* _OBJECTIVE_: Search the data for the string "content" and extract every line where it appears.

* _MATERIAL PROVIDED_:
== == ==
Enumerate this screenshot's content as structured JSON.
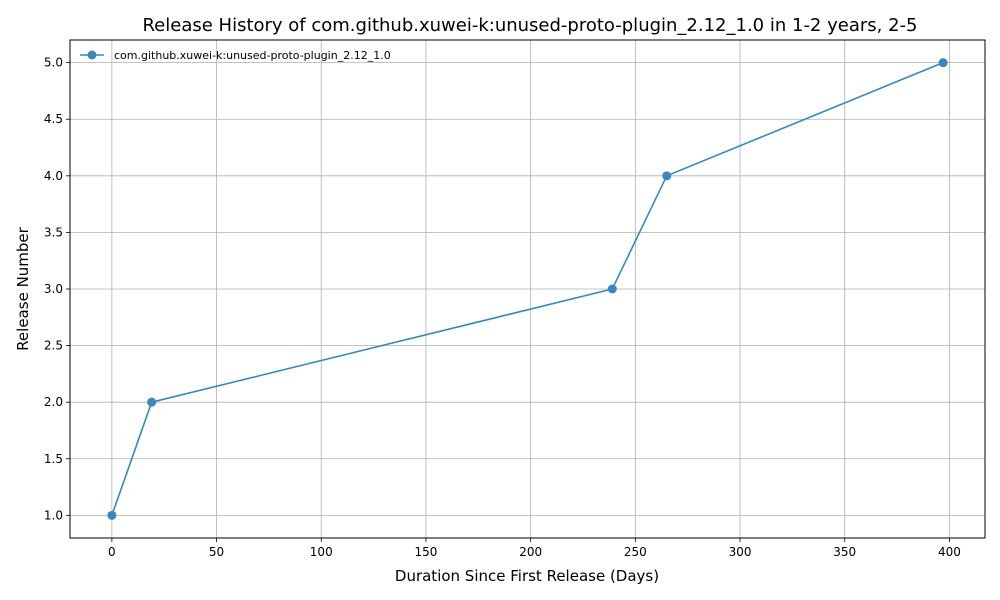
{
  "chart_data": {
    "type": "line",
    "title": "Release History of com.github.xuwei-k:unused-proto-plugin_2.12_1.0 in 1-2 years, 2-5",
    "xlabel": "Duration Since First Release (Days)",
    "ylabel": "Release Number",
    "xlim": [
      -20,
      417
    ],
    "ylim": [
      0.8,
      5.2
    ],
    "xticks": [
      0,
      50,
      100,
      150,
      200,
      250,
      300,
      350,
      400
    ],
    "xtick_labels": [
      "0",
      "50",
      "100",
      "150",
      "200",
      "250",
      "300",
      "350",
      "400"
    ],
    "yticks": [
      1.0,
      1.5,
      2.0,
      2.5,
      3.0,
      3.5,
      4.0,
      4.5,
      5.0
    ],
    "ytick_labels": [
      "1.0",
      "1.5",
      "2.0",
      "2.5",
      "3.0",
      "3.5",
      "4.0",
      "4.5",
      "5.0"
    ],
    "grid": true,
    "legend_position": "top-left",
    "series": [
      {
        "name": "com.github.xuwei-k:unused-proto-plugin_2.12_1.0",
        "color": "#3a87bd",
        "x": [
          0,
          19,
          239,
          265,
          397
        ],
        "y": [
          1,
          2,
          3,
          4,
          5
        ]
      }
    ]
  }
}
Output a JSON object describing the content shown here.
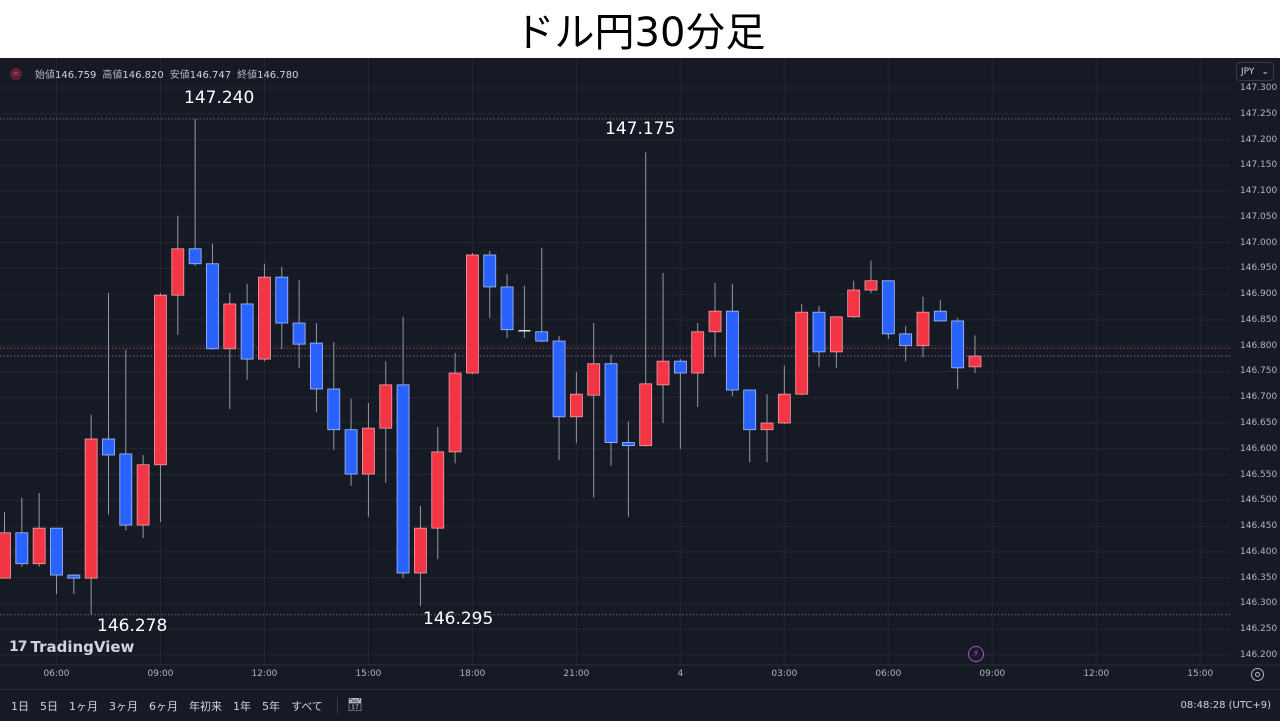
{
  "header": {
    "title": "ドル円30分足"
  },
  "legend": {
    "symbol_icon": "symbol-badge-icon",
    "open_label": "始値",
    "open": "146.759",
    "high_label": "高値",
    "high": "146.820",
    "low_label": "安値",
    "low": "146.747",
    "close_label": "終値",
    "close": "146.780"
  },
  "currency_select": {
    "value": "JPY"
  },
  "annotations": [
    "147.240",
    "147.175",
    "146.278",
    "146.295"
  ],
  "branding": {
    "logo_text": "TradingView"
  },
  "toolbar": {
    "ranges": [
      "1日",
      "5日",
      "1ヶ月",
      "3ヶ月",
      "6ヶ月",
      "年初来",
      "1年",
      "5年",
      "すべて"
    ],
    "clock": "08:48:28 (UTC+9)"
  },
  "colors": {
    "up": "#f23645",
    "down": "#2962ff",
    "wick": "#9598a1",
    "background": "#161a25"
  },
  "chart_data": {
    "type": "candlestick",
    "title": "ドル円30分足",
    "interval": "30m",
    "ylim": [
      146.175,
      147.325
    ],
    "yticks": [
      "147.300",
      "147.250",
      "147.200",
      "147.150",
      "147.100",
      "147.050",
      "147.000",
      "146.950",
      "146.900",
      "146.850",
      "146.800",
      "146.750",
      "146.700",
      "146.650",
      "146.600",
      "146.550",
      "146.500",
      "146.450",
      "146.400",
      "146.350",
      "146.300",
      "146.250",
      "146.200"
    ],
    "xticks": [
      "06:00",
      "09:00",
      "12:00",
      "15:00",
      "18:00",
      "21:00",
      "4",
      "03:00",
      "06:00",
      "09:00",
      "12:00",
      "15:00"
    ],
    "grid": true,
    "price_lines": [
      147.24,
      146.278,
      146.795,
      146.78
    ],
    "columns": [
      "time",
      "open",
      "high",
      "low",
      "close"
    ],
    "candles": [
      [
        "04:30",
        146.349,
        146.477,
        146.349,
        146.437
      ],
      [
        "05:00",
        146.437,
        146.505,
        146.371,
        146.377
      ],
      [
        "05:30",
        146.377,
        146.514,
        146.371,
        146.446
      ],
      [
        "06:00",
        146.446,
        146.446,
        146.318,
        146.355
      ],
      [
        "06:30",
        146.355,
        146.357,
        146.318,
        146.349
      ],
      [
        "07:00",
        146.349,
        146.666,
        146.278,
        146.619
      ],
      [
        "07:30",
        146.619,
        146.902,
        146.472,
        146.588
      ],
      [
        "08:00",
        146.59,
        146.792,
        146.442,
        146.452
      ],
      [
        "08:30",
        146.452,
        146.588,
        146.427,
        146.569
      ],
      [
        "09:00",
        146.569,
        146.902,
        146.458,
        146.898
      ],
      [
        "09:30",
        146.898,
        147.052,
        146.821,
        146.988
      ],
      [
        "10:00",
        146.988,
        147.24,
        146.955,
        146.959
      ],
      [
        "10:30",
        146.959,
        146.998,
        146.792,
        146.794
      ],
      [
        "11:00",
        146.794,
        146.902,
        146.677,
        146.881
      ],
      [
        "11:30",
        146.881,
        146.92,
        146.734,
        146.774
      ],
      [
        "12:00",
        146.774,
        146.959,
        146.77,
        146.933
      ],
      [
        "12:30",
        146.933,
        146.953,
        146.794,
        146.844
      ],
      [
        "13:00",
        146.844,
        146.928,
        146.757,
        146.803
      ],
      [
        "13:30",
        146.805,
        146.844,
        146.671,
        146.716
      ],
      [
        "14:00",
        146.716,
        146.807,
        146.598,
        146.637
      ],
      [
        "14:30",
        146.637,
        146.697,
        146.528,
        146.551
      ],
      [
        "15:00",
        146.551,
        146.689,
        146.468,
        146.64
      ],
      [
        "15:30",
        146.64,
        146.77,
        146.534,
        146.724
      ],
      [
        "16:00",
        146.724,
        146.856,
        146.349,
        146.359
      ],
      [
        "16:30",
        146.359,
        146.489,
        146.295,
        146.446
      ],
      [
        "17:00",
        146.446,
        146.642,
        146.386,
        146.594
      ],
      [
        "17:30",
        146.594,
        146.786,
        146.572,
        146.747
      ],
      [
        "18:00",
        146.747,
        146.98,
        146.745,
        146.976
      ],
      [
        "18:30",
        146.976,
        146.984,
        146.854,
        146.914
      ],
      [
        "19:00",
        146.914,
        146.939,
        146.815,
        146.831
      ],
      [
        "19:30",
        146.829,
        146.916,
        146.815,
        146.829
      ],
      [
        "20:00",
        146.827,
        146.99,
        146.807,
        146.809
      ],
      [
        "20:30",
        146.809,
        146.819,
        146.578,
        146.662
      ],
      [
        "21:00",
        146.662,
        146.749,
        146.611,
        146.706
      ],
      [
        "21:30",
        146.704,
        146.844,
        146.505,
        146.765
      ],
      [
        "22:00",
        146.765,
        146.782,
        146.567,
        146.612
      ],
      [
        "22:30",
        146.612,
        146.653,
        146.468,
        146.606
      ],
      [
        "23:00",
        146.606,
        147.175,
        146.604,
        146.726
      ],
      [
        "23:30",
        146.724,
        146.941,
        146.65,
        146.77
      ],
      [
        "00:00",
        146.77,
        146.774,
        146.6,
        146.747
      ],
      [
        "00:30",
        146.747,
        146.844,
        146.681,
        146.827
      ],
      [
        "01:00",
        146.827,
        146.922,
        146.778,
        146.867
      ],
      [
        "01:30",
        146.867,
        146.92,
        146.702,
        146.714
      ],
      [
        "02:00",
        146.714,
        146.714,
        146.574,
        146.637
      ],
      [
        "02:30",
        146.637,
        146.706,
        146.574,
        146.65
      ],
      [
        "03:00",
        146.65,
        146.761,
        146.648,
        146.706
      ],
      [
        "03:30",
        146.706,
        146.881,
        146.704,
        146.865
      ],
      [
        "04:00",
        146.865,
        146.877,
        146.759,
        146.788
      ],
      [
        "04:30",
        146.788,
        146.856,
        146.757,
        146.856
      ],
      [
        "05:00",
        146.856,
        146.926,
        146.854,
        146.908
      ],
      [
        "05:30",
        146.908,
        146.965,
        146.902,
        146.926
      ],
      [
        "06:00",
        146.926,
        146.926,
        146.813,
        146.823
      ],
      [
        "06:30",
        146.823,
        146.838,
        146.77,
        146.8
      ],
      [
        "07:00",
        146.8,
        146.895,
        146.778,
        146.865
      ],
      [
        "07:30",
        146.867,
        146.889,
        146.848,
        146.848
      ],
      [
        "08:00",
        146.848,
        146.854,
        146.716,
        146.757
      ],
      [
        "08:30",
        146.759,
        146.82,
        146.747,
        146.78
      ]
    ]
  }
}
== == ==
* _OUTPUT FOR THIS TASK_:
Enumerate this screenshot's content as structured JSON.
Output a JSON object describing the content shown here.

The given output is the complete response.